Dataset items

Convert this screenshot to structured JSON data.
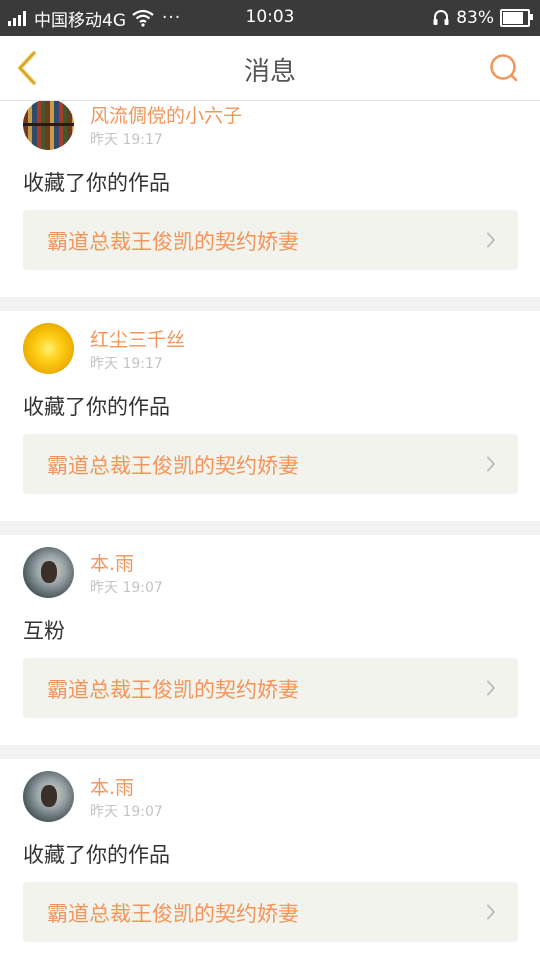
{
  "status_bar": {
    "carrier": "中国移动4G",
    "more": "···",
    "clock": "10:03",
    "battery_percent": "83%",
    "battery_level": 0.83
  },
  "nav": {
    "title": "消息",
    "back_icon": "chevron-left-icon",
    "search_icon": "search-icon"
  },
  "colors": {
    "accent": "#f3955a",
    "back_arrow": "#f0c13a",
    "status_bar_bg": "#3a3a3a",
    "card_bg": "#ffffff",
    "work_bg": "#f3f3ee"
  },
  "messages": [
    {
      "author": "风流倜傥的小六子",
      "time": "昨天 19:17",
      "content": "收藏了你的作品",
      "work_title": "霸道总裁王俊凯的契约娇妻"
    },
    {
      "author": "红尘三千丝",
      "time": "昨天 19:17",
      "content": "收藏了你的作品",
      "work_title": "霸道总裁王俊凯的契约娇妻"
    },
    {
      "author": "本.雨",
      "time": "昨天 19:07",
      "content": "互粉",
      "work_title": "霸道总裁王俊凯的契约娇妻"
    },
    {
      "author": "本.雨",
      "time": "昨天 19:07",
      "content": "收藏了你的作品",
      "work_title": "霸道总裁王俊凯的契约娇妻"
    }
  ]
}
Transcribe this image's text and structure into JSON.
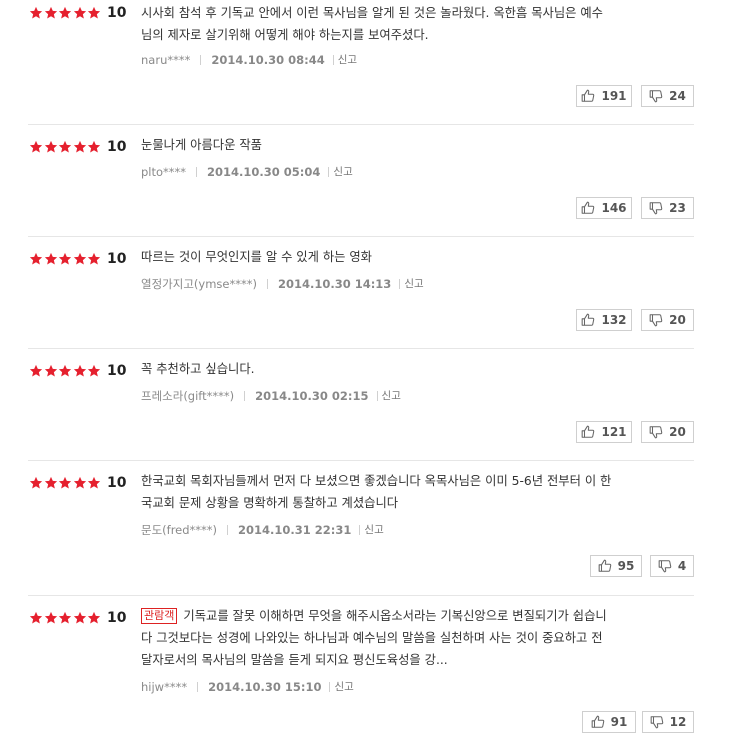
{
  "reviews": [
    {
      "rating": 10,
      "badge": "",
      "lines": [
        "시사회 참석 후 기독교 안에서 이런 목사님을 알게 된 것은 놀라웠다. 옥한흠 목사님은 예수",
        "님의 제자로 살기위해 어떻게 해야 하는지를 보여주셨다."
      ],
      "user": "naru****",
      "date": "2014.10.30 08:44",
      "report": "신고",
      "likes": "191",
      "dislikes": "24"
    },
    {
      "rating": 10,
      "badge": "",
      "lines": [
        "눈물나게 아름다운 작품"
      ],
      "user": "plto****",
      "date": "2014.10.30 05:04",
      "report": "신고",
      "likes": "146",
      "dislikes": "23"
    },
    {
      "rating": 10,
      "badge": "",
      "lines": [
        "따르는 것이 무엇인지를 알 수 있게 하는 영화"
      ],
      "user": "열정가지고(ymse****)",
      "date": "2014.10.30 14:13",
      "report": "신고",
      "likes": "132",
      "dislikes": "20"
    },
    {
      "rating": 10,
      "badge": "",
      "lines": [
        "꼭 추천하고 싶습니다."
      ],
      "user": "프레소라(gift****)",
      "date": "2014.10.30 02:15",
      "report": "신고",
      "likes": "121",
      "dislikes": "20"
    },
    {
      "rating": 10,
      "badge": "",
      "lines": [
        "한국교회 목회자님들께서 먼저 다 보셨으면 좋겠습니다 옥목사님은 이미 5-6년 전부터 이 한",
        "국교회 문제 상황을 명확하게 통찰하고 계셨습니다"
      ],
      "user": "문도(fred****)",
      "date": "2014.10.31 22:31",
      "report": "신고",
      "likes": "95",
      "dislikes": "4"
    },
    {
      "rating": 10,
      "badge": "관람객",
      "lines": [
        "기독교를 잘못 이해하면 무엇을 해주시옵소서라는 기복신앙으로 변질되기가 쉽습니",
        "다 그것보다는 성경에 나와있는 하나님과 예수님의 말씀을 실천하며 사는 것이 중요하고 전",
        "달자로서의 목사님의 말씀을 듣게 되지요 평신도육성을 강..."
      ],
      "user": "hijw****",
      "date": "2014.10.30 15:10",
      "report": "신고",
      "likes": "91",
      "dislikes": "12"
    }
  ],
  "colors": {
    "star": "#e5202e",
    "badge": "#dd2222"
  },
  "icons": {
    "star": "star-icon",
    "like": "thumbs-up-icon",
    "dislike": "thumbs-down-icon"
  }
}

**BRIEF**. All the material shown above is to be copied exactly, with no pictures carried over.

**IN RESPONSE**.
Convert this screenshot to structured JSON data.
{
  "status_bar": {
    "carrier": "中国移动4G",
    "more": "···",
    "clock": "10:03",
    "battery_percent": "83%",
    "battery_level": 0.83
  },
  "nav": {
    "title": "消息",
    "back_icon": "chevron-left-icon",
    "search_icon": "search-icon"
  },
  "colors": {
    "accent": "#f3955a",
    "back_arrow": "#f0c13a",
    "status_bar_bg": "#3a3a3a",
    "card_bg": "#ffffff",
    "work_bg": "#f3f3ee"
  },
  "messages": [
    {
      "author": "风流倜傥的小六子",
      "time": "昨天 19:17",
      "content": "收藏了你的作品",
      "work_title": "霸道总裁王俊凯的契约娇妻"
    },
    {
      "author": "红尘三千丝",
      "time": "昨天 19:17",
      "content": "收藏了你的作品",
      "work_title": "霸道总裁王俊凯的契约娇妻"
    },
    {
      "author": "本.雨",
      "time": "昨天 19:07",
      "content": "互粉",
      "work_title": "霸道总裁王俊凯的契约娇妻"
    },
    {
      "author": "本.雨",
      "time": "昨天 19:07",
      "content": "收藏了你的作品",
      "work_title": "霸道总裁王俊凯的契约娇妻"
    }
  ]
}
Transcribe this image's text and structure into JSON.
{
  "reviews": [
    {
      "rating": 10,
      "badge": "",
      "lines": [
        "시사회 참석 후 기독교 안에서 이런 목사님을 알게 된 것은 놀라웠다. 옥한흠 목사님은 예수",
        "님의 제자로 살기위해 어떻게 해야 하는지를 보여주셨다."
      ],
      "user": "naru****",
      "date": "2014.10.30 08:44",
      "report": "신고",
      "likes": "191",
      "dislikes": "24"
    },
    {
      "rating": 10,
      "badge": "",
      "lines": [
        "눈물나게 아름다운 작품"
      ],
      "user": "plto****",
      "date": "2014.10.30 05:04",
      "report": "신고",
      "likes": "146",
      "dislikes": "23"
    },
    {
      "rating": 10,
      "badge": "",
      "lines": [
        "따르는 것이 무엇인지를 알 수 있게 하는 영화"
      ],
      "user": "열정가지고(ymse****)",
      "date": "2014.10.30 14:13",
      "report": "신고",
      "likes": "132",
      "dislikes": "20"
    },
    {
      "rating": 10,
      "badge": "",
      "lines": [
        "꼭 추천하고 싶습니다."
      ],
      "user": "프레소라(gift****)",
      "date": "2014.10.30 02:15",
      "report": "신고",
      "likes": "121",
      "dislikes": "20"
    },
    {
      "rating": 10,
      "badge": "",
      "lines": [
        "한국교회 목회자님들께서 먼저 다 보셨으면 좋겠습니다 옥목사님은 이미 5-6년 전부터 이 한",
        "국교회 문제 상황을 명확하게 통찰하고 계셨습니다"
      ],
      "user": "문도(fred****)",
      "date": "2014.10.31 22:31",
      "report": "신고",
      "likes": "95",
      "dislikes": "4"
    },
    {
      "rating": 10,
      "badge": "관람객",
      "lines": [
        "기독교를 잘못 이해하면 무엇을 해주시옵소서라는 기복신앙으로 변질되기가 쉽습니",
        "다 그것보다는 성경에 나와있는 하나님과 예수님의 말씀을 실천하며 사는 것이 중요하고 전",
        "달자로서의 목사님의 말씀을 듣게 되지요 평신도육성을 강..."
      ],
      "user": "hijw****",
      "date": "2014.10.30 15:10",
      "report": "신고",
      "likes": "91",
      "dislikes": "12"
    }
  ],
  "colors": {
    "star": "#e5202e",
    "badge": "#dd2222"
  },
  "icons": {
    "star": "star-icon",
    "like": "thumbs-up-icon",
    "dislike": "thumbs-down-icon"
  }
}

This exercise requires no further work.